Parts of the exercise:
[1] Retype the part of the question on Legendre and Laplace transforms starting with "When two thermodynamic" and going on through "a Laplace transform.".
[2] Echo the records line for line, starting with their first line and going on through the line with "hadith-text: عبدة عن", including both of those lines.

Given passage:
Relation between Legendre and Laplace transforms in statistical mechanics

Question

I am working off of these lecture notes by Stephen Teitel for his spring 2025 Statistical Mechanics course to study the canonical ensemble in statistical mechanics. In doing so, I have come across the following claim

When two thermodynamic potentials are related by a Legendre transform, then their corresponding partition functions are related by a Laplace transform.

Is there a way that I can see the logic behind why this statement is true? To clarify this question, consider functions f and g, that are related by a Legendre transform. Then, I send them to some new functions by a mapping $$\phi: f \rightarrow h$$ and $$\psi: g \rightarrow k.$$ Consider the further restriction that $h$ and $k$ are related by Laplace transforms. What must be true about the mappings $\phi$ and $\psi$ in order for the claim "if $f$ and $h$ are related by Legendre transforms, then $g$ and $k$ are related by Laplace transforms" to be true, and how is this criteria satisfied in the context of statistical mechanics?

Items:
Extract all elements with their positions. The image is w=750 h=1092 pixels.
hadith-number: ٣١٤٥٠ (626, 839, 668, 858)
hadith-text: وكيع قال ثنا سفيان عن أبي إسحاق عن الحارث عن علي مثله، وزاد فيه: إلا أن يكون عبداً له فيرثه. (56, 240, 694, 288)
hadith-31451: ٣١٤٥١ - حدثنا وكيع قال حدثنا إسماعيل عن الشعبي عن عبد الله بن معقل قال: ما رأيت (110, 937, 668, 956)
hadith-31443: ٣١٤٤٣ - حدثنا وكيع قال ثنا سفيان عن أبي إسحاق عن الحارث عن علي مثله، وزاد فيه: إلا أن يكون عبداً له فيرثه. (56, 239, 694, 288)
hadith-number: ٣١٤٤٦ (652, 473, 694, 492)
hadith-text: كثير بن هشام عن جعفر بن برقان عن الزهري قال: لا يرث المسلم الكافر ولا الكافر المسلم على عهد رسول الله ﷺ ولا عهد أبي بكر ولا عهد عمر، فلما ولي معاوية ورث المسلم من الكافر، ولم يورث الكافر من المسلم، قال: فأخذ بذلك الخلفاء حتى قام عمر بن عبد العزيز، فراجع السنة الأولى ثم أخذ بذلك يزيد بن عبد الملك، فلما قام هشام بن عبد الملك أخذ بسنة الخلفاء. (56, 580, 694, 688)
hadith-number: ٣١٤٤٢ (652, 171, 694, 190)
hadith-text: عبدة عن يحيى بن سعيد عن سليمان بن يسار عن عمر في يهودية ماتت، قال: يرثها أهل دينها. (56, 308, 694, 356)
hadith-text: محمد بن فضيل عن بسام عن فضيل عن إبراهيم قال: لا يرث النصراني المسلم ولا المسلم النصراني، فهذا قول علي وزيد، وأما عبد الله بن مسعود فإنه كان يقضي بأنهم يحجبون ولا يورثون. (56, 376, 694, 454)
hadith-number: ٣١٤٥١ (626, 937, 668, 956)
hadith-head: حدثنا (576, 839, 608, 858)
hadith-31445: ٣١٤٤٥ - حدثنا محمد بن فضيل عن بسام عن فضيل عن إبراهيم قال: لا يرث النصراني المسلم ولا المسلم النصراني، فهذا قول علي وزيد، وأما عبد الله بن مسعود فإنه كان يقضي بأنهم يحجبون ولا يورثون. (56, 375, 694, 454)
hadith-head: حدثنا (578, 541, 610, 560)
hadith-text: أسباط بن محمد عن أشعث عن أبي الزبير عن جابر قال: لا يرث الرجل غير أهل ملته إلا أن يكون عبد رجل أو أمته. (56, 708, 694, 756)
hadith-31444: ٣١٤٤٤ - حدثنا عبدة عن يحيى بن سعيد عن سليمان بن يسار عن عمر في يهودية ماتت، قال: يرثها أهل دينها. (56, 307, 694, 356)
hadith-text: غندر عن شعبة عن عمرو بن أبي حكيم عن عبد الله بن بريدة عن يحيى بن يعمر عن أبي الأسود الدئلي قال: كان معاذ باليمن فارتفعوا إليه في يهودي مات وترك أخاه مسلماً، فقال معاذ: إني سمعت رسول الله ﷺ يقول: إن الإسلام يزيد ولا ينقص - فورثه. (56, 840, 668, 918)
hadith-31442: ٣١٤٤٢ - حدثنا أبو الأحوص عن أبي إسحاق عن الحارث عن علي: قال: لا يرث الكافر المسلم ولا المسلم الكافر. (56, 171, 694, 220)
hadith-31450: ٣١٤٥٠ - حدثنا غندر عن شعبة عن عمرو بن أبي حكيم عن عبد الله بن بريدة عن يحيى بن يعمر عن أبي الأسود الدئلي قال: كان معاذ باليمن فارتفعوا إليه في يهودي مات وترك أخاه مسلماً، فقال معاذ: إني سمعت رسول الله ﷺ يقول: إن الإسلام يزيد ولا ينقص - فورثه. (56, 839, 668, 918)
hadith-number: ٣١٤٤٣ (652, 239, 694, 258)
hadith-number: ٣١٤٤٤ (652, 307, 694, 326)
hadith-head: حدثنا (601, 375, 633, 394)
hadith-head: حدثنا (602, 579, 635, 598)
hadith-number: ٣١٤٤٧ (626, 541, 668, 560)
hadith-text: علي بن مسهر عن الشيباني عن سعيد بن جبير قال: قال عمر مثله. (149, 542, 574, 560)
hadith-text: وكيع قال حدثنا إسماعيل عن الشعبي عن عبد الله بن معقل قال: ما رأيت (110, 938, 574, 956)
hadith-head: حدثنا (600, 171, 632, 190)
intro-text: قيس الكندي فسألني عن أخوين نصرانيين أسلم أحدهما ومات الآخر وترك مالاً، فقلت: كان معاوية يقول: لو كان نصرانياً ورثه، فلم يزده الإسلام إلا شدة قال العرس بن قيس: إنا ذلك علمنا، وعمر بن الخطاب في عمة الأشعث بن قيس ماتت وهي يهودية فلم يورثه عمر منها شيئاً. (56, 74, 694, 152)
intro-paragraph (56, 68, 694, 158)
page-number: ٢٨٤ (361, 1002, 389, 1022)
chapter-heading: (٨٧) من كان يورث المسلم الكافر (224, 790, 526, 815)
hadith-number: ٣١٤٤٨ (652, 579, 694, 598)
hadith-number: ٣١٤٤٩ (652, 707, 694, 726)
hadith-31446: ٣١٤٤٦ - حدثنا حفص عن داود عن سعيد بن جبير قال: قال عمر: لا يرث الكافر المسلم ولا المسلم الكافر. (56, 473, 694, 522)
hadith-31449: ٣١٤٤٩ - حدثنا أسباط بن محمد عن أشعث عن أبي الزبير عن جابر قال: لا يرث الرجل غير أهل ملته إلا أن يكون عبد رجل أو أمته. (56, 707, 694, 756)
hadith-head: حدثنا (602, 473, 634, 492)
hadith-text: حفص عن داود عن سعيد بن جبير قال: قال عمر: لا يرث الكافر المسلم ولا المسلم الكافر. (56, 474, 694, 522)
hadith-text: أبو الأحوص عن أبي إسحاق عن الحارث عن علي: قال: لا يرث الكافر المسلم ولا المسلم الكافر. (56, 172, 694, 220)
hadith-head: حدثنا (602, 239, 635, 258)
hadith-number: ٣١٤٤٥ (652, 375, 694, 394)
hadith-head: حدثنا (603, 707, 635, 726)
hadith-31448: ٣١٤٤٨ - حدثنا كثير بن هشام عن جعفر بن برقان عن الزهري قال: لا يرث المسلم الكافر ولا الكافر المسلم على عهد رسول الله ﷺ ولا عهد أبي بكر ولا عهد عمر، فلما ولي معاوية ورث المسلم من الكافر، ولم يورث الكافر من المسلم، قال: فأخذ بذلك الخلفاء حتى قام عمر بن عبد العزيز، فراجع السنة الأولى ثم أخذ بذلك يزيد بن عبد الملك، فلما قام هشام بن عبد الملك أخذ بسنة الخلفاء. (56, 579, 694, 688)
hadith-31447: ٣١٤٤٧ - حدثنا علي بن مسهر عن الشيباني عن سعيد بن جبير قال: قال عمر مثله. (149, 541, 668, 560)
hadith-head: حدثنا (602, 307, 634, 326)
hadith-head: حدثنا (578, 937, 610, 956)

The replies:
[1]
When two thermodynamic potentials are related by a Legendre transform, then their corresponding partition functions are related by a Laplace transform.

[2]
Extract all elements with their positions. The image is w=750 h=1092 pixels.
hadith-number: ٣١٤٥٠ (626, 839, 668, 858)
hadith-text: وكيع قال ثنا سفيان عن أبي إسحاق عن الحارث عن علي مثله، وزاد فيه: إلا أن يكون عبداً له فيرثه. (56, 240, 694, 288)
hadith-31451: ٣١٤٥١ - حدثنا وكيع قال حدثنا إسماعيل عن الشعبي عن عبد الله بن معقل قال: ما رأيت (110, 937, 668, 956)
hadith-31443: ٣١٤٤٣ - حدثنا وكيع قال ثنا سفيان عن أبي إسحاق عن الحارث عن علي مثله، وزاد فيه: إلا أن يكون عبداً له فيرثه. (56, 239, 694, 288)
hadith-number: ٣١٤٤٦ (652, 473, 694, 492)
hadith-text: كثير بن هشام عن جعفر بن برقان عن الزهري قال: لا يرث المسلم الكافر ولا الكافر المسلم على عهد رسول الله ﷺ ولا عهد أبي بكر ولا عهد عمر، فلما ولي معاوية ورث المسلم من الكافر، ولم يورث الكافر من المسلم، قال: فأخذ بذلك الخلفاء حتى قام عمر بن عبد العزيز، فراجع السنة الأولى ثم أخذ بذلك يزيد بن عبد الملك، فلما قام هشام بن عبد الملك أخذ بسنة الخلفاء. (56, 580, 694, 688)
hadith-number: ٣١٤٤٢ (652, 171, 694, 190)
hadith-text: عبدة عن يحيى بن سعيد عن سليمان بن يسار عن عمر في يهودية ماتت، قال: يرثها أهل دينها. (56, 308, 694, 356)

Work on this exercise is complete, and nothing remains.